START Recorded information

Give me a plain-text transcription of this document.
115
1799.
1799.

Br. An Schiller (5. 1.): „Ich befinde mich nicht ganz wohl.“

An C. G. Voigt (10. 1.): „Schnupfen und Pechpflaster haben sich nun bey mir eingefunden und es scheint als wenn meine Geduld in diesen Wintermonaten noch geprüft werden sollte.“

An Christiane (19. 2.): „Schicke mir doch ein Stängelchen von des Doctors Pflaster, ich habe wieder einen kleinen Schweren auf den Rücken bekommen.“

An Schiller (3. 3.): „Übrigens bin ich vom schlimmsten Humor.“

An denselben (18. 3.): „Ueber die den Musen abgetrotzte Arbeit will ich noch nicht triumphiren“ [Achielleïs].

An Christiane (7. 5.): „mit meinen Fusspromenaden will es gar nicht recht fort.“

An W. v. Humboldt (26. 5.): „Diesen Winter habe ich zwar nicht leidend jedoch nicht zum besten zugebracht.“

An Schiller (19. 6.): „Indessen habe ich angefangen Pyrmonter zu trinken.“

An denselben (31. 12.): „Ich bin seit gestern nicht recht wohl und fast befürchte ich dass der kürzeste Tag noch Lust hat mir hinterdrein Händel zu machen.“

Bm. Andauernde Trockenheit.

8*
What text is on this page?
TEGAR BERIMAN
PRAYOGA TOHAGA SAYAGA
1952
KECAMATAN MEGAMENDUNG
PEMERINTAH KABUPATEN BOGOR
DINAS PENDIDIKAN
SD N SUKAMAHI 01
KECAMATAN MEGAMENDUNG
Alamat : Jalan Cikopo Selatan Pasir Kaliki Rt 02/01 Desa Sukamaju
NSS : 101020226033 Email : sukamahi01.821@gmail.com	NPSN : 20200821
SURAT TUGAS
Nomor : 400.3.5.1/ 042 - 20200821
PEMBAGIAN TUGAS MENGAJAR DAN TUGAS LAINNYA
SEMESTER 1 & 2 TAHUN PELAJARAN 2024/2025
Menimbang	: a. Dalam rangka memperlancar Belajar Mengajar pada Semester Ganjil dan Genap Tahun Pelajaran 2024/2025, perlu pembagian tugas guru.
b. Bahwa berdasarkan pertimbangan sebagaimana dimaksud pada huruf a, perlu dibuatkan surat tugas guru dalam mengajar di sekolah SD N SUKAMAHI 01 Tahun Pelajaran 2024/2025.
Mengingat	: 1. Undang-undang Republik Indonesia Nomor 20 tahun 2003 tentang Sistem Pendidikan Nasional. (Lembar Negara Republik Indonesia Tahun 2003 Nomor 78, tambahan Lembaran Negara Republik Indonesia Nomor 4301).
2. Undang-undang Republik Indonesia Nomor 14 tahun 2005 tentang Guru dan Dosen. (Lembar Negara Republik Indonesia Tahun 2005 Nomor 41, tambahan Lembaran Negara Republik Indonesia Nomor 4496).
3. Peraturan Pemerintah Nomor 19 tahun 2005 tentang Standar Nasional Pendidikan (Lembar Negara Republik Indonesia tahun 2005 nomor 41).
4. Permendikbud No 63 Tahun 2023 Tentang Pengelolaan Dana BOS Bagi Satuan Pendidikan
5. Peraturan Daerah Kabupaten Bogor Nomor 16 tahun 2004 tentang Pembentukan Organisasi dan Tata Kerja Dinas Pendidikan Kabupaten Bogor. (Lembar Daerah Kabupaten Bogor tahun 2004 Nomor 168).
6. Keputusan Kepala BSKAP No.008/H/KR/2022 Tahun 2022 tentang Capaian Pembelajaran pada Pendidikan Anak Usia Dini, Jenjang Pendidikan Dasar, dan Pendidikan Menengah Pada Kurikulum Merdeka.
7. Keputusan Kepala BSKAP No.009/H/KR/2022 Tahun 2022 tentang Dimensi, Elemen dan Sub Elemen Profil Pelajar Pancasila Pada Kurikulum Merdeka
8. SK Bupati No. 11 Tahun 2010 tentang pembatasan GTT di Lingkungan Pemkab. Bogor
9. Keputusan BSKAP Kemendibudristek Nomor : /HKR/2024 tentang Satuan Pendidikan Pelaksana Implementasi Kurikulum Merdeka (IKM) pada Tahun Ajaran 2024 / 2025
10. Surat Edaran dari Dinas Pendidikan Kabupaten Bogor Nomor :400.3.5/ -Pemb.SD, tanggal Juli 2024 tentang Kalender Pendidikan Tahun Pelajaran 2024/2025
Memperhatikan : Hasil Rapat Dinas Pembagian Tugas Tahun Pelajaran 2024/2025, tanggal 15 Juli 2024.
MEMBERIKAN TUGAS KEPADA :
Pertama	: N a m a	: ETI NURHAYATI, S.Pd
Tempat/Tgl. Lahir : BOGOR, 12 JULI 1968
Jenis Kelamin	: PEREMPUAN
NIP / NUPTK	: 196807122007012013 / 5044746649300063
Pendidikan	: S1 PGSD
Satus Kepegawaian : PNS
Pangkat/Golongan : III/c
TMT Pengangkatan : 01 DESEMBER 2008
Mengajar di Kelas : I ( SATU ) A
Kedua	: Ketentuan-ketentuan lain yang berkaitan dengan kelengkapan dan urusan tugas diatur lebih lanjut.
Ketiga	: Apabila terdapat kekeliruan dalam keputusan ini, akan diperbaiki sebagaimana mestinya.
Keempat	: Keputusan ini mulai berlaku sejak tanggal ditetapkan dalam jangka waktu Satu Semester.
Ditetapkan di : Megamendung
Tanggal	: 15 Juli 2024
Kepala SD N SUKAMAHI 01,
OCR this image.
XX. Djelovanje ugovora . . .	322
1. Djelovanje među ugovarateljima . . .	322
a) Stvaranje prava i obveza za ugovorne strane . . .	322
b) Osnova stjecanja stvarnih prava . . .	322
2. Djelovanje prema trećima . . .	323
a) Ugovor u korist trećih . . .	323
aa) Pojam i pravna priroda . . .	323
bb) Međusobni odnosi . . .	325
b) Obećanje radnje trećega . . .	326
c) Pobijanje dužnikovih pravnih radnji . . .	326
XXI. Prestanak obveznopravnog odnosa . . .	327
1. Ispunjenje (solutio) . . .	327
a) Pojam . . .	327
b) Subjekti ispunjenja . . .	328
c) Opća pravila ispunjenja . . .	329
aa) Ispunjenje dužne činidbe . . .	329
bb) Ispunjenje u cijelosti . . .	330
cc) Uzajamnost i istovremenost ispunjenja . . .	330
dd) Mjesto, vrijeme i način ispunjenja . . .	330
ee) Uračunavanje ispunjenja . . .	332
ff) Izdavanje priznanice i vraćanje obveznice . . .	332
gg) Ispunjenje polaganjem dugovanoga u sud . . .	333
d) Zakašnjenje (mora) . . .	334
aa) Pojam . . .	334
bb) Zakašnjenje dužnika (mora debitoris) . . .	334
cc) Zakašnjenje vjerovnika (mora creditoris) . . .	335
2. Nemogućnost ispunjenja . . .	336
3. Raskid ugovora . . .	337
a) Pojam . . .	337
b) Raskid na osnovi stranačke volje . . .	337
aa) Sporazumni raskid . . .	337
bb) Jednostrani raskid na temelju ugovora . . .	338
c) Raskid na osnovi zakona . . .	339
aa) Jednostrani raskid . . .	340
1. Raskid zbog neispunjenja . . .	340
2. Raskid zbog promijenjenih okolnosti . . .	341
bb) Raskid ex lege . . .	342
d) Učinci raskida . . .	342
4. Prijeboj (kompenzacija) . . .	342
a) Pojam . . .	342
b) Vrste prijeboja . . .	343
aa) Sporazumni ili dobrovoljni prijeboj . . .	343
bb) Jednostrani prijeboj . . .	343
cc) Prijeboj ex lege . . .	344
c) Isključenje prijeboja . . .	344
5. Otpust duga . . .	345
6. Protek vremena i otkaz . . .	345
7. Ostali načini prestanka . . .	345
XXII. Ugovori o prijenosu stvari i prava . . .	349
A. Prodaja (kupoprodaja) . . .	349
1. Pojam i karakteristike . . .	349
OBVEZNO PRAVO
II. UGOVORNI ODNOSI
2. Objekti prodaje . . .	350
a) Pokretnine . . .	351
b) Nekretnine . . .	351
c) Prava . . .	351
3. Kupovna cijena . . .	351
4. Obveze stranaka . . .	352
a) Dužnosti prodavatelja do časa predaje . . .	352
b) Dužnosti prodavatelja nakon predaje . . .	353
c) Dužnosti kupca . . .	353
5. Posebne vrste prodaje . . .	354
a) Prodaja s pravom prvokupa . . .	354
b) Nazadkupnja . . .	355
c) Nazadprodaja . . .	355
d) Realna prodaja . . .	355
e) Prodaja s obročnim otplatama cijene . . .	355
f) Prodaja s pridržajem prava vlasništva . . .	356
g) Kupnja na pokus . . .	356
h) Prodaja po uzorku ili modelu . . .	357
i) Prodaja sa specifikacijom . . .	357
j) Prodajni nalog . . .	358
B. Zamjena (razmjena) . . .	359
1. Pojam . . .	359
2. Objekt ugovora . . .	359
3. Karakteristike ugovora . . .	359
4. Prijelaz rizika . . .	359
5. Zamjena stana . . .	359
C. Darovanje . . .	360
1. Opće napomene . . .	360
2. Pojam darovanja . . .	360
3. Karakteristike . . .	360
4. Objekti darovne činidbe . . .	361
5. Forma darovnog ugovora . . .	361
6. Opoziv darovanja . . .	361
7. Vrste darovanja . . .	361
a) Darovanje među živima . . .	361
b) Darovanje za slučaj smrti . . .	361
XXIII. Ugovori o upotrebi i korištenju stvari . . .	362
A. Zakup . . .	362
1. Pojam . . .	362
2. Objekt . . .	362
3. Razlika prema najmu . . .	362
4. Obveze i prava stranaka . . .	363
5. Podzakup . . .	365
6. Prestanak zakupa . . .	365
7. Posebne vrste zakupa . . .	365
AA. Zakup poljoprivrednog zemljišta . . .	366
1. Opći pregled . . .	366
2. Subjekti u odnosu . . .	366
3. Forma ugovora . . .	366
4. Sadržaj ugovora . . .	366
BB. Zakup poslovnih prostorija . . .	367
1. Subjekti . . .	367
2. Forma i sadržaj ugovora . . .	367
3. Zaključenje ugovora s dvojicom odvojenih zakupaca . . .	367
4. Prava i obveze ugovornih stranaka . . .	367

END Recorded information

*Task directions*. Pick out each line above that includes "will" and show it.

*Result of this task*.
An denselben (18. 3.): „Ueber die den Musen abgetrotzte Arbeit will ich noch nicht triumphiren“ [Achielleïs].
An Christiane (7. 5.): „mit meinen Fusspromenaden will es gar nicht recht fort.“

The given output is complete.